§ **Exercise brief**
Which lines contain the word "تعلق"? Return each of them as written.

§ **Records provided**
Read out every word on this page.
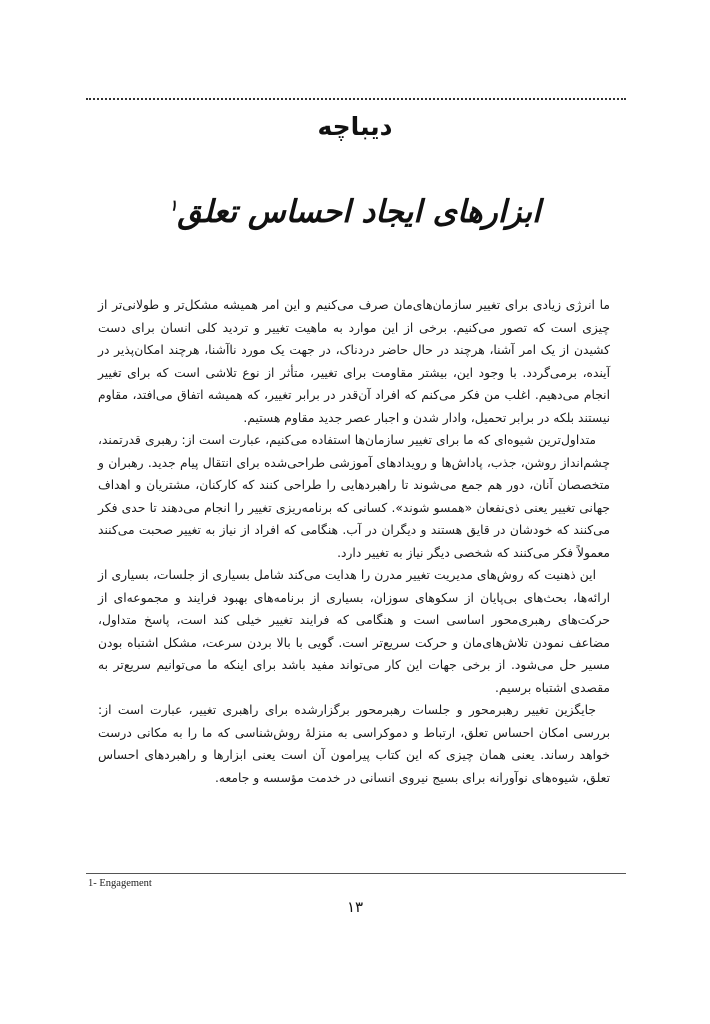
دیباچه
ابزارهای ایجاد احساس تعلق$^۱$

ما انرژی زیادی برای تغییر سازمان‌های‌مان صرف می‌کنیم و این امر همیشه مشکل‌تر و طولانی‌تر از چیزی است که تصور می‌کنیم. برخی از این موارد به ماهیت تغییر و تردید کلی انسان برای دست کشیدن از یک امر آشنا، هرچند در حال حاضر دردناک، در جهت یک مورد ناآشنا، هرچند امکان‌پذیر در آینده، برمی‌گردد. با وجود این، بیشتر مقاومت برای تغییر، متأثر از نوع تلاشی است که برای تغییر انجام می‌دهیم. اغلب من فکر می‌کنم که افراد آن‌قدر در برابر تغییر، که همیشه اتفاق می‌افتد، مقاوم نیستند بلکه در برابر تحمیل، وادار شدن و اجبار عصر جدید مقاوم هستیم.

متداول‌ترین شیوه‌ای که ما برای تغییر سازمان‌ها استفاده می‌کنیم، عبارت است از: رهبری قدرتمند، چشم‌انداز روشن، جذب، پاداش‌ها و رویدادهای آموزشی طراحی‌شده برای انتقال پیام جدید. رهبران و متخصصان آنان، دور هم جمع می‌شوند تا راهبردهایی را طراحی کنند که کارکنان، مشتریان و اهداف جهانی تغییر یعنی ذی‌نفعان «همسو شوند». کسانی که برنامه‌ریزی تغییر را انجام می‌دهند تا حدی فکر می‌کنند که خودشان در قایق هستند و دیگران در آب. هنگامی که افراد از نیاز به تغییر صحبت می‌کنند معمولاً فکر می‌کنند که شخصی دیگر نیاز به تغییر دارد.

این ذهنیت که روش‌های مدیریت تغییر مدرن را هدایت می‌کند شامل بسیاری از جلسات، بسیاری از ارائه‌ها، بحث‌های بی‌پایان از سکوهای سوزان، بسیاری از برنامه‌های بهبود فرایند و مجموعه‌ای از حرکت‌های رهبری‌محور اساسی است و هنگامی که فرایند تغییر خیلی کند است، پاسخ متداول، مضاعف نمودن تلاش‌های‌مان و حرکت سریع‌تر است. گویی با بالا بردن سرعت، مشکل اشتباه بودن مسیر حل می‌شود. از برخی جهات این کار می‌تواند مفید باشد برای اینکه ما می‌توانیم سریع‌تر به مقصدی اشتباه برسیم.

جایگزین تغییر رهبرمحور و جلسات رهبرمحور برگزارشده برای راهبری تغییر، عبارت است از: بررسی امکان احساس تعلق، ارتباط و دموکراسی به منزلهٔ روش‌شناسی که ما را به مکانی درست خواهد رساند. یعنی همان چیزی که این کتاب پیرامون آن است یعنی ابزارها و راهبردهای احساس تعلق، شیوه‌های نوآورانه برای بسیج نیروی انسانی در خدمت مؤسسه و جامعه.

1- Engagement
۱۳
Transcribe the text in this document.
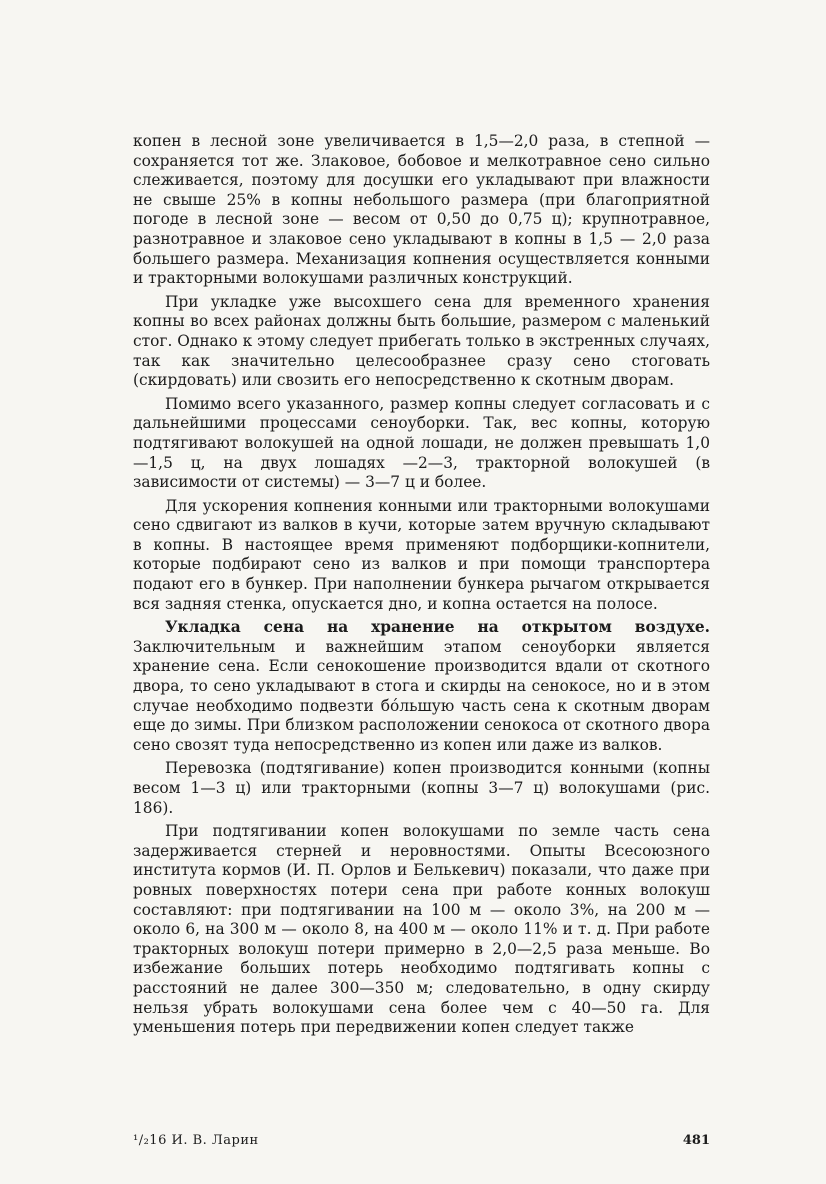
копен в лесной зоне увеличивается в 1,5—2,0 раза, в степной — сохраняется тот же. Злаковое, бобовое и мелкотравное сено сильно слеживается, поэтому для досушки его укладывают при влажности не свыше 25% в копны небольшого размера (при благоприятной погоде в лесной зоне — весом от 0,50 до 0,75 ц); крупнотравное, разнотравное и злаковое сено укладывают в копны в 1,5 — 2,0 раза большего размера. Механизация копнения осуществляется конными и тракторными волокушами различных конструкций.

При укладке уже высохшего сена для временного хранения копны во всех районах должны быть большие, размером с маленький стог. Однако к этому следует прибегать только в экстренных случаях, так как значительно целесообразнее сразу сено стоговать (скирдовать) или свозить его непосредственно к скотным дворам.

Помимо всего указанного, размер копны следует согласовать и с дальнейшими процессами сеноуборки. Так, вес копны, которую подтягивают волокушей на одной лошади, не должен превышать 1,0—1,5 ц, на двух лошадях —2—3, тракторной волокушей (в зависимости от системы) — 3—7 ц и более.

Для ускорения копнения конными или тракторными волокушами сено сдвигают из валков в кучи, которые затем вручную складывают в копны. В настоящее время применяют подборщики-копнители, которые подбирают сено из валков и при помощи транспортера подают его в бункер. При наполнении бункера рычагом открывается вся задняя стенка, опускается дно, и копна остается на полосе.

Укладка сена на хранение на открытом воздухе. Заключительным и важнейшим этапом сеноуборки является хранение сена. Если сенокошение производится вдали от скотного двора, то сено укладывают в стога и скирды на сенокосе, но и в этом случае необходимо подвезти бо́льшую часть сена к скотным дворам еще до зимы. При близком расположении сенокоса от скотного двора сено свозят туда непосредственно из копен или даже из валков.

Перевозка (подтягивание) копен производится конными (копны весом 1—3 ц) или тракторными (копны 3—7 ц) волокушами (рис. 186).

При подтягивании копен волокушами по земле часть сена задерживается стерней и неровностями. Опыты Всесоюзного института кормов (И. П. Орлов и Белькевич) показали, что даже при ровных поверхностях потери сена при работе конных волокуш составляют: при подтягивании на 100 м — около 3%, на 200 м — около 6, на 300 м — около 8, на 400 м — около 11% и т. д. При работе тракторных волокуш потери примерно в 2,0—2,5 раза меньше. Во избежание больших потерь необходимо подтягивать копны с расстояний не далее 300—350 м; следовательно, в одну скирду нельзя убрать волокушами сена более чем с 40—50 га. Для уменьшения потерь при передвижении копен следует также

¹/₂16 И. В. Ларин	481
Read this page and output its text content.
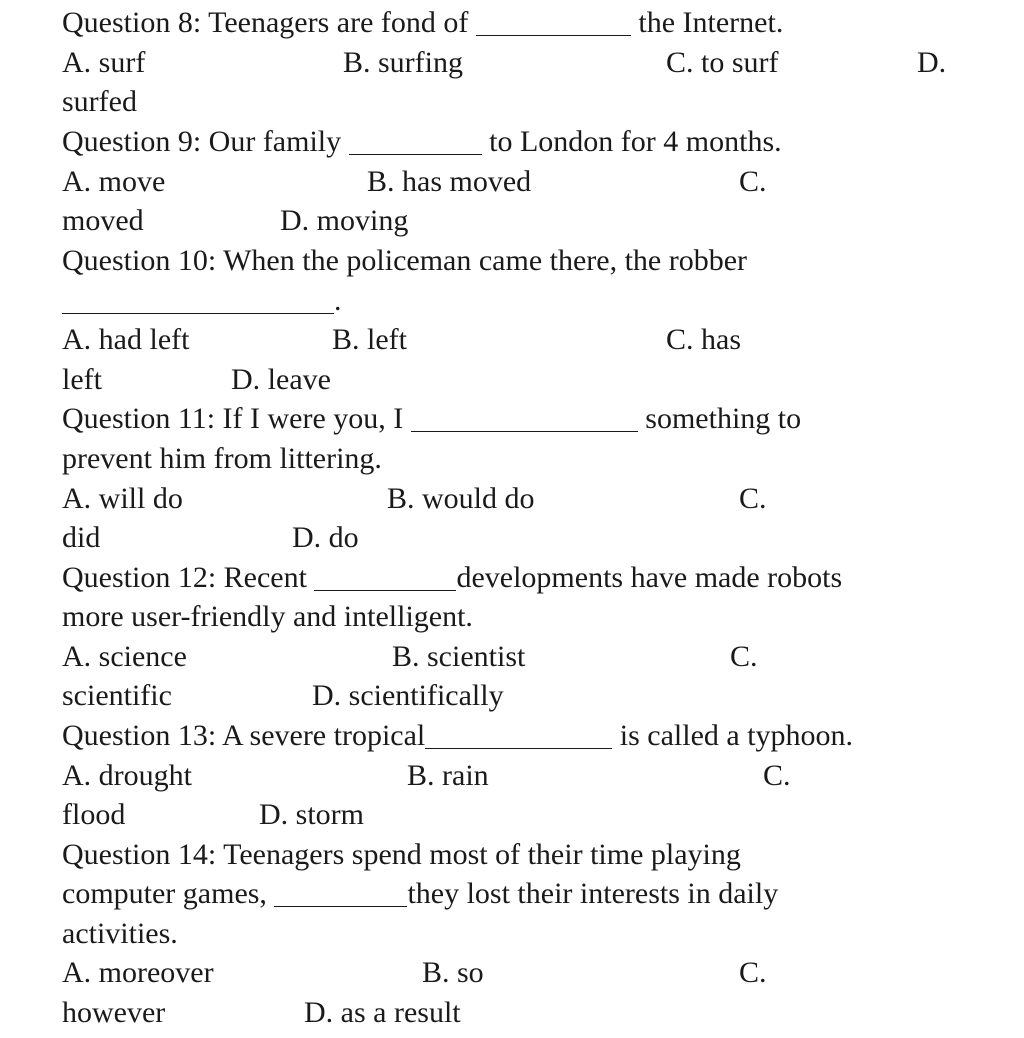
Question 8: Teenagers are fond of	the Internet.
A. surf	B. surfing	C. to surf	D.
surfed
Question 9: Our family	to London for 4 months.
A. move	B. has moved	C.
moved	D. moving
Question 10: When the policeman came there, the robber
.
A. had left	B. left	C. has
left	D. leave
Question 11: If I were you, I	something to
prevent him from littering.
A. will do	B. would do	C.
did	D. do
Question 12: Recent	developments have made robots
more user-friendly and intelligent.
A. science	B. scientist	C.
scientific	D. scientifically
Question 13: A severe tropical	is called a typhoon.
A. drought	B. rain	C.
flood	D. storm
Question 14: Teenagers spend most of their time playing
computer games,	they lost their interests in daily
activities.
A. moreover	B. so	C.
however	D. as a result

§ **Task solution**
ابزارهای ایجاد احساس تعلق$^۱$
جایگزین تغییر رهبرمحور و جلسات رهبرمحور برگزارشده برای راهبری تغییر، عبارت است از: بررسی امکان احساس تعلق، ارتباط و دموکراسی به منزلهٔ روش‌شناسی که ما را به مکانی درست خواهد رساند. یعنی همان چیزی که این کتاب پیرامون آن است یعنی ابزارها و راهبردهای احساس تعلق، شیوه‌های نوآورانه برای بسیج نیروی انسانی در خدمت مؤسسه و جامعه.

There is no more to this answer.